## TASK ITEM
Reproduce the records. Keep every word exact and include no images.

---- EXTRACTED RECORDS

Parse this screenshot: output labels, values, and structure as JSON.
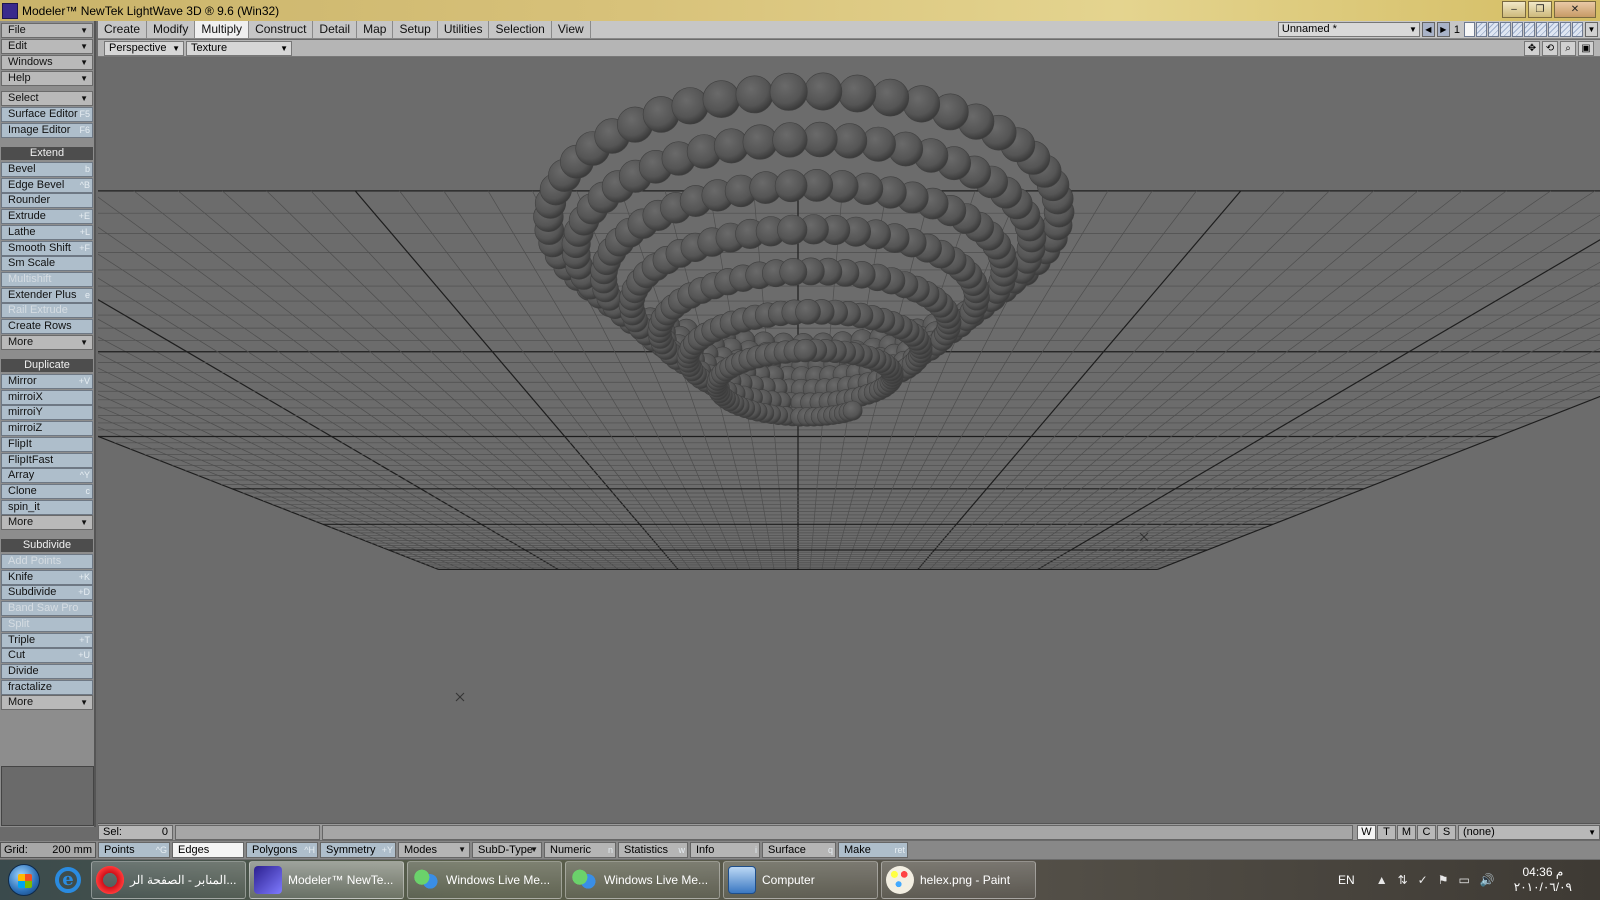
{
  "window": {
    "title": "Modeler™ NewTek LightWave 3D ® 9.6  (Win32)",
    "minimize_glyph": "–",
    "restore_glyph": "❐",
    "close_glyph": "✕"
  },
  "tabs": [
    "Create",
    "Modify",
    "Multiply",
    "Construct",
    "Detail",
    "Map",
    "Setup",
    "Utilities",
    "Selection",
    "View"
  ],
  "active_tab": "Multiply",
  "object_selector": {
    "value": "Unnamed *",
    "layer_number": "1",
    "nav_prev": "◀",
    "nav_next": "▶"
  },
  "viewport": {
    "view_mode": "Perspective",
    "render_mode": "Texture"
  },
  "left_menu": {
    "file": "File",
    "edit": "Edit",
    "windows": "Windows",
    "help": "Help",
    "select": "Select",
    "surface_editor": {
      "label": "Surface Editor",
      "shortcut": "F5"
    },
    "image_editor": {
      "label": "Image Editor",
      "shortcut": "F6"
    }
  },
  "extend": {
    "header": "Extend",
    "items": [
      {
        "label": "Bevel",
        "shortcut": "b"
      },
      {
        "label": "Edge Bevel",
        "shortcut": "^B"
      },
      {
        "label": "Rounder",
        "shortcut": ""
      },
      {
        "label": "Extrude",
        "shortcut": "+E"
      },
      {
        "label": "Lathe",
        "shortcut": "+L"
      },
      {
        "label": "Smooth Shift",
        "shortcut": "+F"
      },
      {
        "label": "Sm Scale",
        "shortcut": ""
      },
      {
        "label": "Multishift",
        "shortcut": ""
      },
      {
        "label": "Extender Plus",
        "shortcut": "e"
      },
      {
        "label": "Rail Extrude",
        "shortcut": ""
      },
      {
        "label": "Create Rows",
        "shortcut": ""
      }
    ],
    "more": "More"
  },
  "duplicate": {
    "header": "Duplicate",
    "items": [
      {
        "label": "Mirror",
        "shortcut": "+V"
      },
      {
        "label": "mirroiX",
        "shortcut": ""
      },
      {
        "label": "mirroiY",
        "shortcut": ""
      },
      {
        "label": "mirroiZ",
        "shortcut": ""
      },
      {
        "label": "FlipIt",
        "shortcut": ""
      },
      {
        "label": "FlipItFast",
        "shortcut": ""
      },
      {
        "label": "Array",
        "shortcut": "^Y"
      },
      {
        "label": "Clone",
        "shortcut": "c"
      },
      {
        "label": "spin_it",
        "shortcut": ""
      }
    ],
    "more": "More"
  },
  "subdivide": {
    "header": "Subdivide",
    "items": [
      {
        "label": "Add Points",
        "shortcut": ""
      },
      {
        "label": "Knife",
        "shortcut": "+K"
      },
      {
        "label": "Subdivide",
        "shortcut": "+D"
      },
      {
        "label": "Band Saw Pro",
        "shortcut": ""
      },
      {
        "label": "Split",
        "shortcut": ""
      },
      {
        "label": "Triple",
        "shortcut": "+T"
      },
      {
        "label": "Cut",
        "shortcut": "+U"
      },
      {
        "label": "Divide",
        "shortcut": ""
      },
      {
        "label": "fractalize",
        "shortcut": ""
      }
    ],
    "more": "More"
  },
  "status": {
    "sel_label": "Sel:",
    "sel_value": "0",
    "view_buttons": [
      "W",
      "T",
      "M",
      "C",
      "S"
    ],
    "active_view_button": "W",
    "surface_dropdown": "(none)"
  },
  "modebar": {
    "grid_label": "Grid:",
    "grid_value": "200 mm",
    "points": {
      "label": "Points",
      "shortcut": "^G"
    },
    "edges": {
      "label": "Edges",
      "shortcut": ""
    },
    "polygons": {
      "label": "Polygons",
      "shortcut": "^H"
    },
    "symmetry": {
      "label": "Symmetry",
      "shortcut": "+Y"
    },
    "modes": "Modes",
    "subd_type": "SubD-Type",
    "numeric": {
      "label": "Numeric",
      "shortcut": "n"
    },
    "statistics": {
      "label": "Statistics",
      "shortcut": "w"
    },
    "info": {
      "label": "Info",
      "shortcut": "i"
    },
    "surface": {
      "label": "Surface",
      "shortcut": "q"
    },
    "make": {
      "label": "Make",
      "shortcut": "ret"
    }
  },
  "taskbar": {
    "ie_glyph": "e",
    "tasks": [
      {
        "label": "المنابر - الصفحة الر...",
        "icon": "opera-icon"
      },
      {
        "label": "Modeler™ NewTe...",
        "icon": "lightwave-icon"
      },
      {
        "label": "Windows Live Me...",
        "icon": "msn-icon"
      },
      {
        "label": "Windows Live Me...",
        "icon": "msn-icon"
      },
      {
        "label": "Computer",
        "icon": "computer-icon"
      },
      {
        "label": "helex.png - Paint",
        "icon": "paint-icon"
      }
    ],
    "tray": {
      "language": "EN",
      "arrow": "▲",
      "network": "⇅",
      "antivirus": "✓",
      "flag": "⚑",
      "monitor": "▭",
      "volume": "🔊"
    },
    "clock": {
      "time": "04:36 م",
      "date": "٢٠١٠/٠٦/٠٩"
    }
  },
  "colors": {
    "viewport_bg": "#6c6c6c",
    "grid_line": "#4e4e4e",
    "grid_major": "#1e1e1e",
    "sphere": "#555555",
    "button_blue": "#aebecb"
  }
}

--------

## OUTPUT FOR THIS TASK
Parse this screenshot: output labels, values, and structure as JSON.
{
  "window": {
    "title": "Modeler™ NewTek LightWave 3D ® 9.6  (Win32)",
    "minimize_glyph": "–",
    "restore_glyph": "❐",
    "close_glyph": "✕"
  },
  "tabs": [
    "Create",
    "Modify",
    "Multiply",
    "Construct",
    "Detail",
    "Map",
    "Setup",
    "Utilities",
    "Selection",
    "View"
  ],
  "active_tab": "Multiply",
  "object_selector": {
    "value": "Unnamed *",
    "layer_number": "1",
    "nav_prev": "◀",
    "nav_next": "▶"
  },
  "viewport": {
    "view_mode": "Perspective",
    "render_mode": "Texture"
  },
  "left_menu": {
    "file": "File",
    "edit": "Edit",
    "windows": "Windows",
    "help": "Help",
    "select": "Select",
    "surface_editor": {
      "label": "Surface Editor",
      "shortcut": "F5"
    },
    "image_editor": {
      "label": "Image Editor",
      "shortcut": "F6"
    }
  },
  "extend": {
    "header": "Extend",
    "items": [
      {
        "label": "Bevel",
        "shortcut": "b"
      },
      {
        "label": "Edge Bevel",
        "shortcut": "^B"
      },
      {
        "label": "Rounder",
        "shortcut": ""
      },
      {
        "label": "Extrude",
        "shortcut": "+E"
      },
      {
        "label": "Lathe",
        "shortcut": "+L"
      },
      {
        "label": "Smooth Shift",
        "shortcut": "+F"
      },
      {
        "label": "Sm Scale",
        "shortcut": ""
      },
      {
        "label": "Multishift",
        "shortcut": ""
      },
      {
        "label": "Extender Plus",
        "shortcut": "e"
      },
      {
        "label": "Rail Extrude",
        "shortcut": ""
      },
      {
        "label": "Create Rows",
        "shortcut": ""
      }
    ],
    "more": "More"
  },
  "duplicate": {
    "header": "Duplicate",
    "items": [
      {
        "label": "Mirror",
        "shortcut": "+V"
      },
      {
        "label": "mirroiX",
        "shortcut": ""
      },
      {
        "label": "mirroiY",
        "shortcut": ""
      },
      {
        "label": "mirroiZ",
        "shortcut": ""
      },
      {
        "label": "FlipIt",
        "shortcut": ""
      },
      {
        "label": "FlipItFast",
        "shortcut": ""
      },
      {
        "label": "Array",
        "shortcut": "^Y"
      },
      {
        "label": "Clone",
        "shortcut": "c"
      },
      {
        "label": "spin_it",
        "shortcut": ""
      }
    ],
    "more": "More"
  },
  "subdivide": {
    "header": "Subdivide",
    "items": [
      {
        "label": "Add Points",
        "shortcut": ""
      },
      {
        "label": "Knife",
        "shortcut": "+K"
      },
      {
        "label": "Subdivide",
        "shortcut": "+D"
      },
      {
        "label": "Band Saw Pro",
        "shortcut": ""
      },
      {
        "label": "Split",
        "shortcut": ""
      },
      {
        "label": "Triple",
        "shortcut": "+T"
      },
      {
        "label": "Cut",
        "shortcut": "+U"
      },
      {
        "label": "Divide",
        "shortcut": ""
      },
      {
        "label": "fractalize",
        "shortcut": ""
      }
    ],
    "more": "More"
  },
  "status": {
    "sel_label": "Sel:",
    "sel_value": "0",
    "view_buttons": [
      "W",
      "T",
      "M",
      "C",
      "S"
    ],
    "active_view_button": "W",
    "surface_dropdown": "(none)"
  },
  "modebar": {
    "grid_label": "Grid:",
    "grid_value": "200 mm",
    "points": {
      "label": "Points",
      "shortcut": "^G"
    },
    "edges": {
      "label": "Edges",
      "shortcut": ""
    },
    "polygons": {
      "label": "Polygons",
      "shortcut": "^H"
    },
    "symmetry": {
      "label": "Symmetry",
      "shortcut": "+Y"
    },
    "modes": "Modes",
    "subd_type": "SubD-Type",
    "numeric": {
      "label": "Numeric",
      "shortcut": "n"
    },
    "statistics": {
      "label": "Statistics",
      "shortcut": "w"
    },
    "info": {
      "label": "Info",
      "shortcut": "i"
    },
    "surface": {
      "label": "Surface",
      "shortcut": "q"
    },
    "make": {
      "label": "Make",
      "shortcut": "ret"
    }
  },
  "taskbar": {
    "ie_glyph": "e",
    "tasks": [
      {
        "label": "المنابر - الصفحة الر...",
        "icon": "opera-icon"
      },
      {
        "label": "Modeler™ NewTe...",
        "icon": "lightwave-icon"
      },
      {
        "label": "Windows Live Me...",
        "icon": "msn-icon"
      },
      {
        "label": "Windows Live Me...",
        "icon": "msn-icon"
      },
      {
        "label": "Computer",
        "icon": "computer-icon"
      },
      {
        "label": "helex.png - Paint",
        "icon": "paint-icon"
      }
    ],
    "tray": {
      "language": "EN",
      "arrow": "▲",
      "network": "⇅",
      "antivirus": "✓",
      "flag": "⚑",
      "monitor": "▭",
      "volume": "🔊"
    },
    "clock": {
      "time": "04:36 م",
      "date": "٢٠١٠/٠٦/٠٩"
    }
  },
  "colors": {
    "viewport_bg": "#6c6c6c",
    "grid_line": "#4e4e4e",
    "grid_major": "#1e1e1e",
    "sphere": "#555555",
    "button_blue": "#aebecb"
  }
}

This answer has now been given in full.